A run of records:

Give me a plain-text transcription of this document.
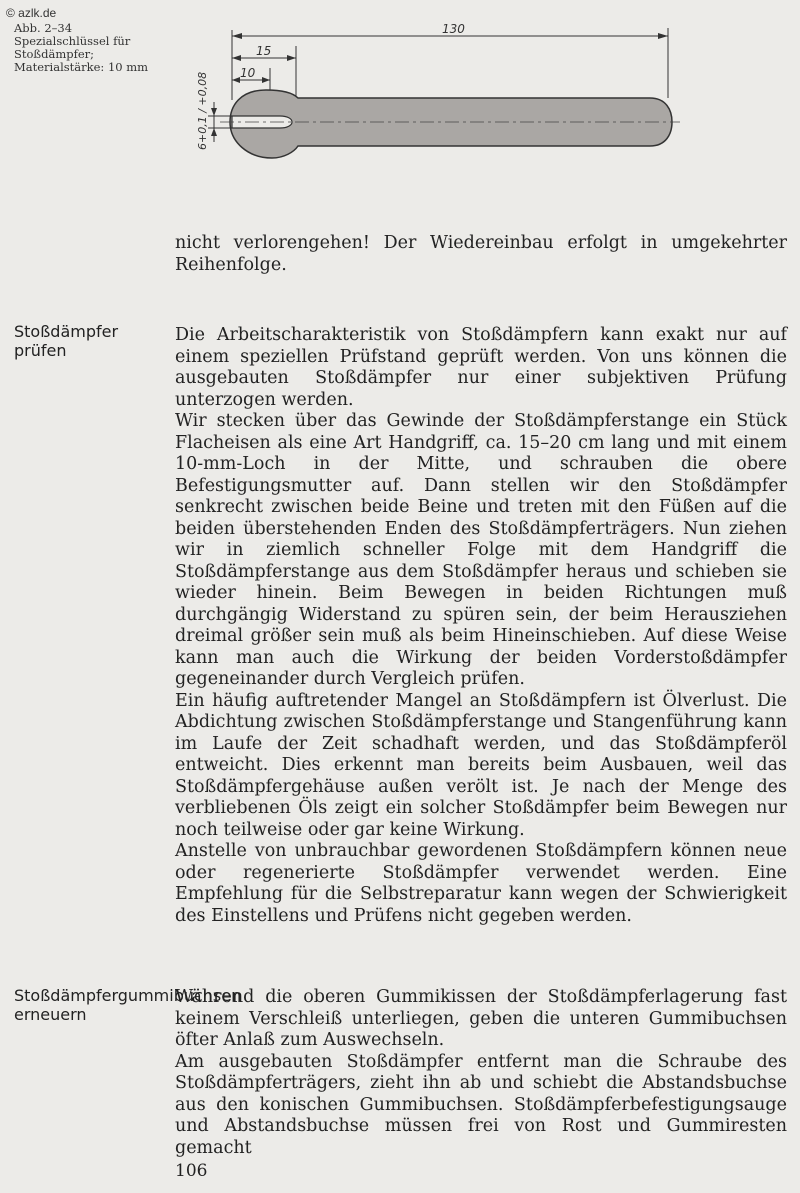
© azlk.de
Abb. 2–34
Spezialschlüssel für Stoßdämpfer; Materialstärke: 10 mm
130
15
10
6+0,1 / +0,08

nicht verlorengehen! Der Wiedereinbau erfolgt in umgekehrter Reihenfolge.

Stoßdämpfer prüfen
Die Arbeitscharakteristik von Stoßdämpfern kann exakt nur auf einem speziellen Prüfstand geprüft werden. Von uns können die ausgebauten Stoßdämpfer nur einer subjektiven Prüfung unterzogen werden.
Wir stecken über das Gewinde der Stoßdämpferstange ein Stück Flacheisen als eine Art Handgriff, ca. 15–20 cm lang und mit einem 10-mm-Loch in der Mitte, und schrauben die obere Befestigungsmutter auf. Dann stellen wir den Stoßdämpfer senkrecht zwischen beide Beine und treten mit den Füßen auf die beiden überstehenden Enden des Stoßdämpferträgers. Nun ziehen wir in ziemlich schneller Folge mit dem Handgriff die Stoßdämpferstange aus dem Stoßdämpfer heraus und schieben sie wieder hinein. Beim Bewegen in beiden Richtungen muß durchgängig Widerstand zu spüren sein, der beim Herausziehen dreimal größer sein muß als beim Hineinschieben. Auf diese Weise kann man auch die Wirkung der beiden Vorderstoßdämpfer gegeneinander durch Vergleich prüfen.
Ein häufig auftretender Mangel an Stoßdämpfern ist Ölverlust. Die Abdichtung zwischen Stoßdämpferstange und Stangenführung kann im Laufe der Zeit schadhaft werden, und das Stoßdämpferöl entweicht. Dies erkennt man bereits beim Ausbauen, weil das Stoßdämpfergehäuse außen verölt ist. Je nach der Menge des verbliebenen Öls zeigt ein solcher Stoßdämpfer beim Bewegen nur noch teilweise oder gar keine Wirkung.
Anstelle von unbrauchbar gewordenen Stoßdämpfern können neue oder regenerierte Stoßdämpfer verwendet werden. Eine Empfehlung für die Selbstreparatur kann wegen der Schwierigkeit des Einstellens und Prüfens nicht gegeben werden.
Stoßdämpfergummibuchsen erneuern
Während die oberen Gummikissen der Stoßdämpferlagerung fast keinem Verschleiß unterliegen, geben die unteren Gummibuchsen öfter Anlaß zum Auswechseln.
Am ausgebauten Stoßdämpfer entfernt man die Schraube des Stoßdämpferträgers, zieht ihn ab und schiebt die Abstandsbuchse aus den konischen Gummibuchsen. Stoßdämpferbefestigungsauge und Abstandsbuchse müssen frei von Rost und Gummiresten gemacht
106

• Given task
Each record should be quoted exactly, with the images omitted.

• Result for this task
Give me a plain-text transcription of this document.
© azlk.de
Abb. 2–34
Spezialschlüssel für Stoßdämpfer; Materialstärke: 10 mm
130
15
10
6+0,1 / +0,08

nicht verlorengehen! Der Wiedereinbau erfolgt in umgekehrter Reihenfolge.

Stoßdämpfer prüfen
Die Arbeitscharakteristik von Stoßdämpfern kann exakt nur auf einem speziellen Prüfstand geprüft werden. Von uns können die ausgebauten Stoßdämpfer nur einer subjektiven Prüfung unterzogen werden.
Wir stecken über das Gewinde der Stoßdämpferstange ein Stück Flacheisen als eine Art Handgriff, ca. 15–20 cm lang und mit einem 10-mm-Loch in der Mitte, und schrauben die obere Befestigungsmutter auf. Dann stellen wir den Stoßdämpfer senkrecht zwischen beide Beine und treten mit den Füßen auf die beiden überstehenden Enden des Stoßdämpferträgers. Nun ziehen wir in ziemlich schneller Folge mit dem Handgriff die Stoßdämpferstange aus dem Stoßdämpfer heraus und schieben sie wieder hinein. Beim Bewegen in beiden Richtungen muß durchgängig Widerstand zu spüren sein, der beim Herausziehen dreimal größer sein muß als beim Hineinschieben. Auf diese Weise kann man auch die Wirkung der beiden Vorderstoßdämpfer gegeneinander durch Vergleich prüfen.
Ein häufig auftretender Mangel an Stoßdämpfern ist Ölverlust. Die Abdichtung zwischen Stoßdämpferstange und Stangenführung kann im Laufe der Zeit schadhaft werden, und das Stoßdämpferöl entweicht. Dies erkennt man bereits beim Ausbauen, weil das Stoßdämpfergehäuse außen verölt ist. Je nach der Menge des verbliebenen Öls zeigt ein solcher Stoßdämpfer beim Bewegen nur noch teilweise oder gar keine Wirkung.
Anstelle von unbrauchbar gewordenen Stoßdämpfern können neue oder regenerierte Stoßdämpfer verwendet werden. Eine Empfehlung für die Selbstreparatur kann wegen der Schwierigkeit des Einstellens und Prüfens nicht gegeben werden.
Stoßdämpfergummibuchsen erneuern
Während die oberen Gummikissen der Stoßdämpferlagerung fast keinem Verschleiß unterliegen, geben die unteren Gummibuchsen öfter Anlaß zum Auswechseln.
Am ausgebauten Stoßdämpfer entfernt man die Schraube des Stoßdämpferträgers, zieht ihn ab und schiebt die Abstandsbuchse aus den konischen Gummibuchsen. Stoßdämpferbefestigungsauge und Abstandsbuchse müssen frei von Rost und Gummiresten gemacht
106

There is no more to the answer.